>> START Exercise material
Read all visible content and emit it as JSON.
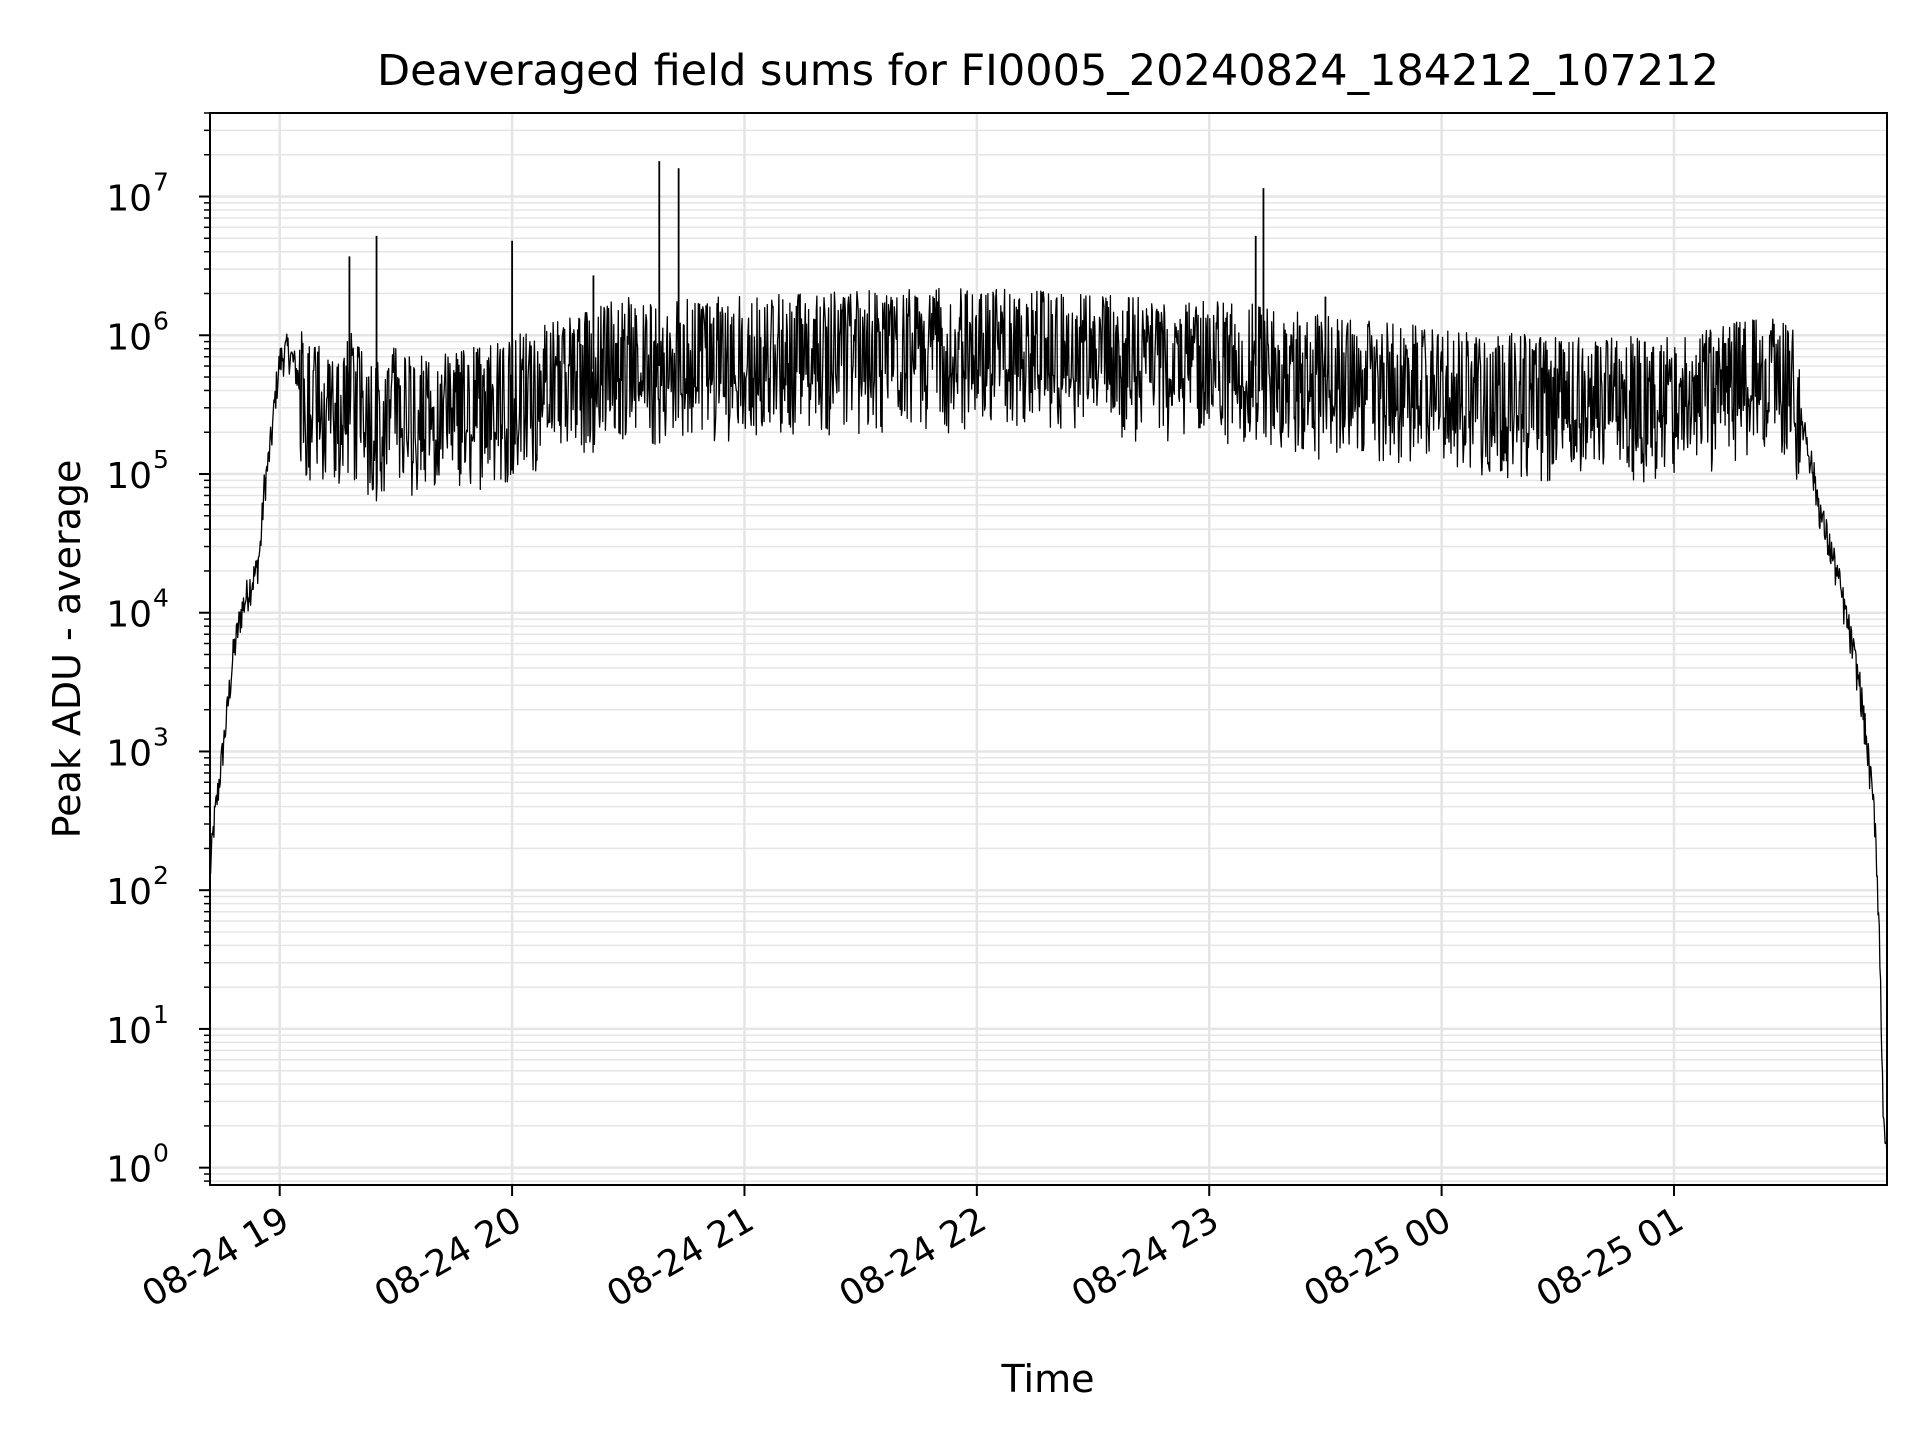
{
  "chart_data": {
    "type": "line",
    "title": "Deaveraged field sums for FI0005_20240824_184212_107212",
    "xlabel": "Time",
    "ylabel": "Peak ADU - average",
    "xscale": "time",
    "yscale": "log",
    "xlim": [
      "2024-08-24 18:42",
      "2024-08-25 01:55"
    ],
    "ylim": [
      0.75,
      40000000
    ],
    "x_ticks": [
      {
        "label": "08-24 19",
        "value": "2024-08-24 19:00"
      },
      {
        "label": "08-24 20",
        "value": "2024-08-24 20:00"
      },
      {
        "label": "08-24 21",
        "value": "2024-08-24 21:00"
      },
      {
        "label": "08-24 22",
        "value": "2024-08-24 22:00"
      },
      {
        "label": "08-24 23",
        "value": "2024-08-24 23:00"
      },
      {
        "label": "08-25 00",
        "value": "2024-08-25 00:00"
      },
      {
        "label": "08-25 01",
        "value": "2024-08-25 01:00"
      }
    ],
    "y_ticks": [
      {
        "base": "10",
        "exp": "0",
        "value": 1
      },
      {
        "base": "10",
        "exp": "1",
        "value": 10
      },
      {
        "base": "10",
        "exp": "2",
        "value": 100
      },
      {
        "base": "10",
        "exp": "3",
        "value": 1000
      },
      {
        "base": "10",
        "exp": "4",
        "value": 10000
      },
      {
        "base": "10",
        "exp": "5",
        "value": 100000
      },
      {
        "base": "10",
        "exp": "6",
        "value": 1000000
      },
      {
        "base": "10",
        "exp": "7",
        "value": 10000000
      }
    ],
    "grid": true,
    "minor_grid": true,
    "line_color": "#000000",
    "grid_color": "#e5e5e5",
    "series": [
      {
        "x": [
          "2024-08-24 18:42",
          "2024-08-24 18:43",
          "2024-08-24 18:44",
          "2024-08-24 18:46",
          "2024-08-24 18:48",
          "2024-08-24 18:50",
          "2024-08-24 18:52",
          "2024-08-24 18:54",
          "2024-08-24 18:55",
          "2024-08-24 18:56",
          "2024-08-24 18:57",
          "2024-08-24 18:58",
          "2024-08-24 18:59",
          "2024-08-24 19:00",
          "2024-08-24 19:02",
          "2024-08-24 19:04",
          "2024-08-24 19:06",
          "2024-08-24 19:08",
          "2024-08-24 19:10",
          "2024-08-24 19:12",
          "2024-08-24 19:15",
          "2024-08-24 19:18",
          "2024-08-24 19:20",
          "2024-08-24 19:25",
          "2024-08-24 19:30",
          "2024-08-24 19:40",
          "2024-08-24 19:50",
          "2024-08-24 20:00",
          "2024-08-24 20:15",
          "2024-08-24 20:30",
          "2024-08-24 20:38",
          "2024-08-24 20:45",
          "2024-08-24 21:00",
          "2024-08-24 21:30",
          "2024-08-24 22:00",
          "2024-08-24 22:30",
          "2024-08-24 23:00",
          "2024-08-24 23:13",
          "2024-08-24 23:30",
          "2024-08-25 00:00",
          "2024-08-25 00:30",
          "2024-08-25 01:00",
          "2024-08-25 01:10",
          "2024-08-25 01:20",
          "2024-08-25 01:25",
          "2024-08-25 01:30",
          "2024-08-25 01:34",
          "2024-08-25 01:38",
          "2024-08-25 01:42",
          "2024-08-25 01:45",
          "2024-08-25 01:48",
          "2024-08-25 01:50",
          "2024-08-25 01:52",
          "2024-08-25 01:53",
          "2024-08-25 01:54",
          "2024-08-25 01:55"
        ],
        "y": [
          130,
          300,
          500,
          1500,
          5000,
          10000,
          15000,
          20000,
          30000,
          80000,
          120000,
          200000,
          400000,
          650000,
          800000,
          600000,
          350000,
          300000,
          400000,
          300000,
          250000,
          400000,
          300000,
          250000,
          300000,
          250000,
          300000,
          350000,
          500000,
          700000,
          600000,
          650000,
          700000,
          750000,
          800000,
          700000,
          650000,
          600000,
          500000,
          400000,
          350000,
          350000,
          400000,
          500000,
          500000,
          450000,
          200000,
          50000,
          20000,
          8000,
          3000,
          1000,
          300,
          50,
          3,
          1
        ]
      }
    ],
    "spikes": [
      {
        "x": "2024-08-24 19:18",
        "y": 3700000
      },
      {
        "x": "2024-08-24 19:25",
        "y": 5200000
      },
      {
        "x": "2024-08-24 20:00",
        "y": 4800000
      },
      {
        "x": "2024-08-24 20:21",
        "y": 2700000
      },
      {
        "x": "2024-08-24 20:38",
        "y": 18000000
      },
      {
        "x": "2024-08-24 20:43",
        "y": 16000000
      },
      {
        "x": "2024-08-24 23:12",
        "y": 5200000
      },
      {
        "x": "2024-08-24 23:14",
        "y": 11500000
      },
      {
        "x": "2024-08-24 23:30",
        "y": 1900000
      }
    ]
  }
}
>> END Exercise material
= Task directions =
Without the pictures, extract every entry verbatim.

= The output =
Read all visible content and emit it as JSON.
{
  "chart_data": {
    "type": "line",
    "title": "Deaveraged field sums for FI0005_20240824_184212_107212",
    "xlabel": "Time",
    "ylabel": "Peak ADU - average",
    "xscale": "time",
    "yscale": "log",
    "xlim": [
      "2024-08-24 18:42",
      "2024-08-25 01:55"
    ],
    "ylim": [
      0.75,
      40000000
    ],
    "x_ticks": [
      {
        "label": "08-24 19",
        "value": "2024-08-24 19:00"
      },
      {
        "label": "08-24 20",
        "value": "2024-08-24 20:00"
      },
      {
        "label": "08-24 21",
        "value": "2024-08-24 21:00"
      },
      {
        "label": "08-24 22",
        "value": "2024-08-24 22:00"
      },
      {
        "label": "08-24 23",
        "value": "2024-08-24 23:00"
      },
      {
        "label": "08-25 00",
        "value": "2024-08-25 00:00"
      },
      {
        "label": "08-25 01",
        "value": "2024-08-25 01:00"
      }
    ],
    "y_ticks": [
      {
        "base": "10",
        "exp": "0",
        "value": 1
      },
      {
        "base": "10",
        "exp": "1",
        "value": 10
      },
      {
        "base": "10",
        "exp": "2",
        "value": 100
      },
      {
        "base": "10",
        "exp": "3",
        "value": 1000
      },
      {
        "base": "10",
        "exp": "4",
        "value": 10000
      },
      {
        "base": "10",
        "exp": "5",
        "value": 100000
      },
      {
        "base": "10",
        "exp": "6",
        "value": 1000000
      },
      {
        "base": "10",
        "exp": "7",
        "value": 10000000
      }
    ],
    "grid": true,
    "minor_grid": true,
    "line_color": "#000000",
    "grid_color": "#e5e5e5",
    "series": [
      {
        "x": [
          "2024-08-24 18:42",
          "2024-08-24 18:43",
          "2024-08-24 18:44",
          "2024-08-24 18:46",
          "2024-08-24 18:48",
          "2024-08-24 18:50",
          "2024-08-24 18:52",
          "2024-08-24 18:54",
          "2024-08-24 18:55",
          "2024-08-24 18:56",
          "2024-08-24 18:57",
          "2024-08-24 18:58",
          "2024-08-24 18:59",
          "2024-08-24 19:00",
          "2024-08-24 19:02",
          "2024-08-24 19:04",
          "2024-08-24 19:06",
          "2024-08-24 19:08",
          "2024-08-24 19:10",
          "2024-08-24 19:12",
          "2024-08-24 19:15",
          "2024-08-24 19:18",
          "2024-08-24 19:20",
          "2024-08-24 19:25",
          "2024-08-24 19:30",
          "2024-08-24 19:40",
          "2024-08-24 19:50",
          "2024-08-24 20:00",
          "2024-08-24 20:15",
          "2024-08-24 20:30",
          "2024-08-24 20:38",
          "2024-08-24 20:45",
          "2024-08-24 21:00",
          "2024-08-24 21:30",
          "2024-08-24 22:00",
          "2024-08-24 22:30",
          "2024-08-24 23:00",
          "2024-08-24 23:13",
          "2024-08-24 23:30",
          "2024-08-25 00:00",
          "2024-08-25 00:30",
          "2024-08-25 01:00",
          "2024-08-25 01:10",
          "2024-08-25 01:20",
          "2024-08-25 01:25",
          "2024-08-25 01:30",
          "2024-08-25 01:34",
          "2024-08-25 01:38",
          "2024-08-25 01:42",
          "2024-08-25 01:45",
          "2024-08-25 01:48",
          "2024-08-25 01:50",
          "2024-08-25 01:52",
          "2024-08-25 01:53",
          "2024-08-25 01:54",
          "2024-08-25 01:55"
        ],
        "y": [
          130,
          300,
          500,
          1500,
          5000,
          10000,
          15000,
          20000,
          30000,
          80000,
          120000,
          200000,
          400000,
          650000,
          800000,
          600000,
          350000,
          300000,
          400000,
          300000,
          250000,
          400000,
          300000,
          250000,
          300000,
          250000,
          300000,
          350000,
          500000,
          700000,
          600000,
          650000,
          700000,
          750000,
          800000,
          700000,
          650000,
          600000,
          500000,
          400000,
          350000,
          350000,
          400000,
          500000,
          500000,
          450000,
          200000,
          50000,
          20000,
          8000,
          3000,
          1000,
          300,
          50,
          3,
          1
        ]
      }
    ],
    "spikes": [
      {
        "x": "2024-08-24 19:18",
        "y": 3700000
      },
      {
        "x": "2024-08-24 19:25",
        "y": 5200000
      },
      {
        "x": "2024-08-24 20:00",
        "y": 4800000
      },
      {
        "x": "2024-08-24 20:21",
        "y": 2700000
      },
      {
        "x": "2024-08-24 20:38",
        "y": 18000000
      },
      {
        "x": "2024-08-24 20:43",
        "y": 16000000
      },
      {
        "x": "2024-08-24 23:12",
        "y": 5200000
      },
      {
        "x": "2024-08-24 23:14",
        "y": 11500000
      },
      {
        "x": "2024-08-24 23:30",
        "y": 1900000
      }
    ]
  }
}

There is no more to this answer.